Some records:
>> Begin

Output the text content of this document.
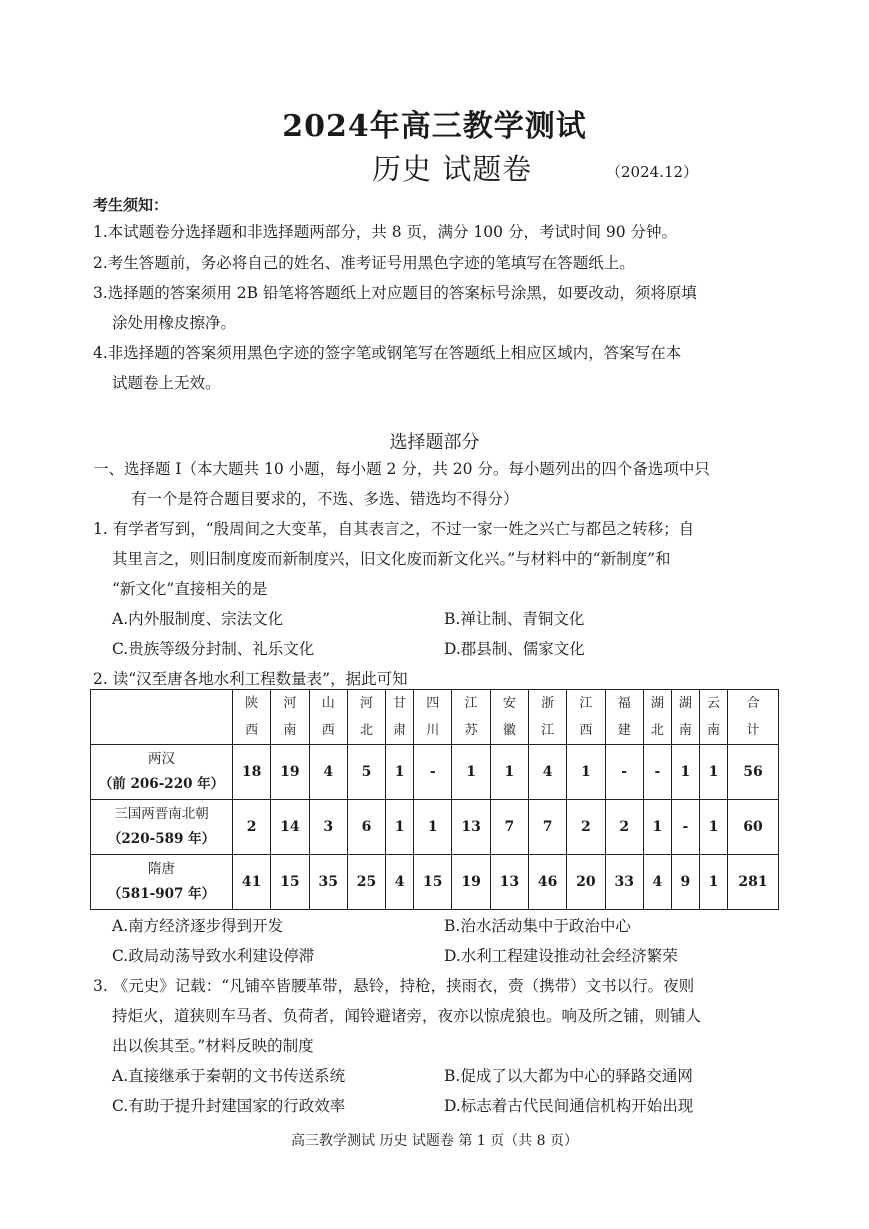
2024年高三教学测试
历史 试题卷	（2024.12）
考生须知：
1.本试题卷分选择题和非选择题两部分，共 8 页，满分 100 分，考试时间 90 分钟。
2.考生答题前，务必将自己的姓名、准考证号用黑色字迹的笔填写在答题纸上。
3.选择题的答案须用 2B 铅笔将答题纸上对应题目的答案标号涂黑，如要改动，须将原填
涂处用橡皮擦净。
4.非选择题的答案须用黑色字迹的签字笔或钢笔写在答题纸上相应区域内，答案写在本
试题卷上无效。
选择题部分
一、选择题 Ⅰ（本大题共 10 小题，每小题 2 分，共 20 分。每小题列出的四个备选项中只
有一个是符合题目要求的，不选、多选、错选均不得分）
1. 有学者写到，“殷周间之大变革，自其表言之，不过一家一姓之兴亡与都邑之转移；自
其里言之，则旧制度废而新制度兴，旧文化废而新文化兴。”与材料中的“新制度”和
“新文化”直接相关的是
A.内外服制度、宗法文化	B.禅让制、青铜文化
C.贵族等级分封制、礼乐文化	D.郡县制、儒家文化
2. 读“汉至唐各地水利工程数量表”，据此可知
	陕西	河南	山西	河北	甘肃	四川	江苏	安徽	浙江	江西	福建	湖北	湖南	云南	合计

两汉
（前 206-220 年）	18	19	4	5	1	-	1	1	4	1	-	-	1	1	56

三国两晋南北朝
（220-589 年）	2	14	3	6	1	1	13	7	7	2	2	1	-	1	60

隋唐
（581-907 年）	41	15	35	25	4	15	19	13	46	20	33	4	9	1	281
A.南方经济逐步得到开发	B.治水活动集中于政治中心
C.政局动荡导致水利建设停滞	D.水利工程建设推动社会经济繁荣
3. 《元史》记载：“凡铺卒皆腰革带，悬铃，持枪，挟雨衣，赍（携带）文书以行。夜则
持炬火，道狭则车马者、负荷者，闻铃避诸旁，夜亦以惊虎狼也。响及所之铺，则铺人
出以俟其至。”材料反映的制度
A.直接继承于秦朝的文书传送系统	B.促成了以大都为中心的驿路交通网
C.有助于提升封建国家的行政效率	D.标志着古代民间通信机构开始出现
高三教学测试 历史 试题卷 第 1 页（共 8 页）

>> End
>> Begin

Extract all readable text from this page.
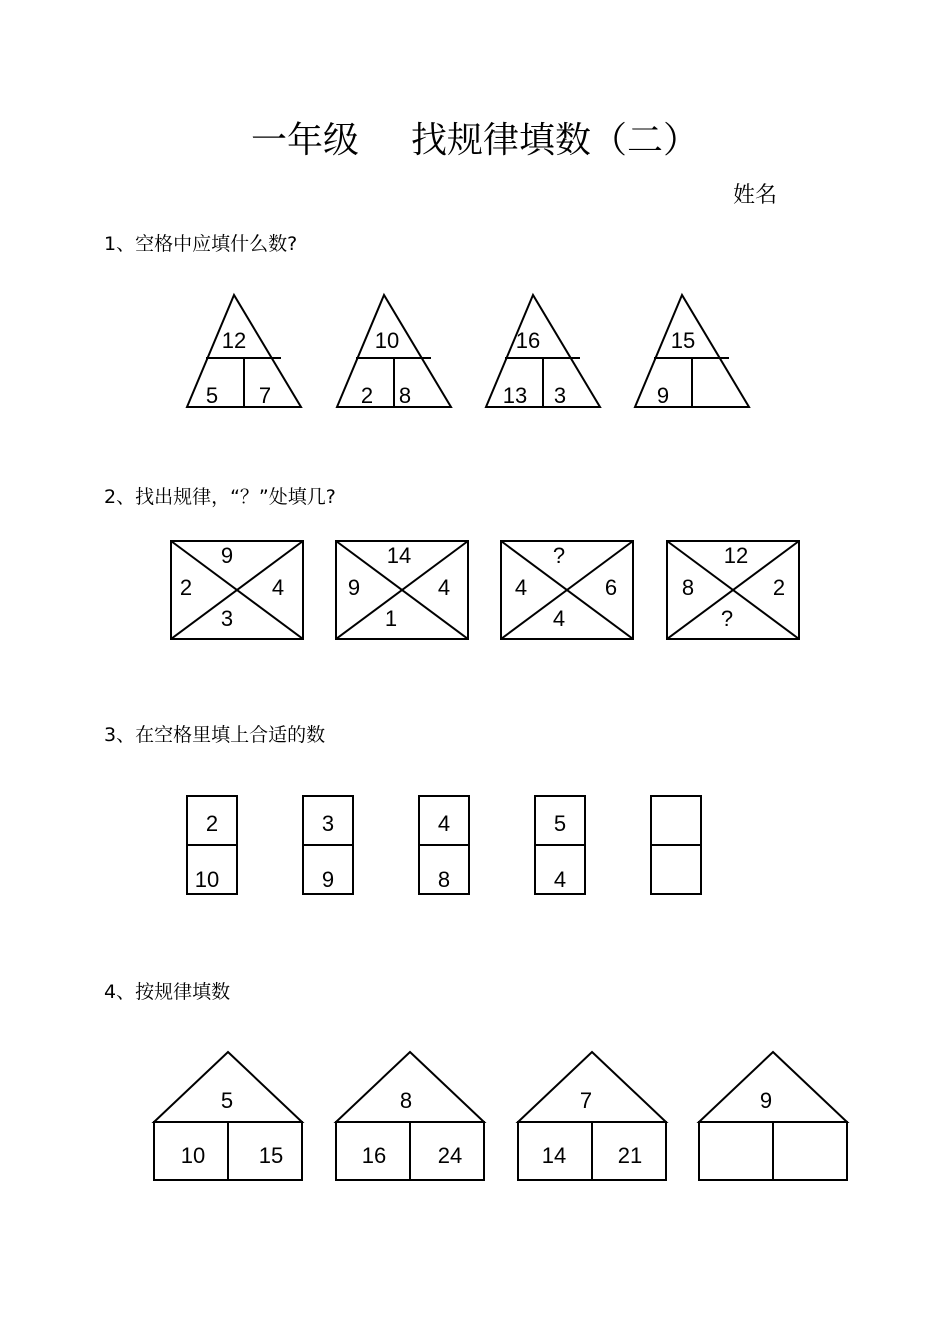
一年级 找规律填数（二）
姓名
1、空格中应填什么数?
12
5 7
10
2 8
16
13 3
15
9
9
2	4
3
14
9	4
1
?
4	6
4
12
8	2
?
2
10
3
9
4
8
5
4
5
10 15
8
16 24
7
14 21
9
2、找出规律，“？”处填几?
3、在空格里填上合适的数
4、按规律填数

>> End

_Exercise brief:_ Copy every line of the data that holds the string "text".

_Solution to this exercise:_
Output the text content of this document.
Extract all readable text from this page.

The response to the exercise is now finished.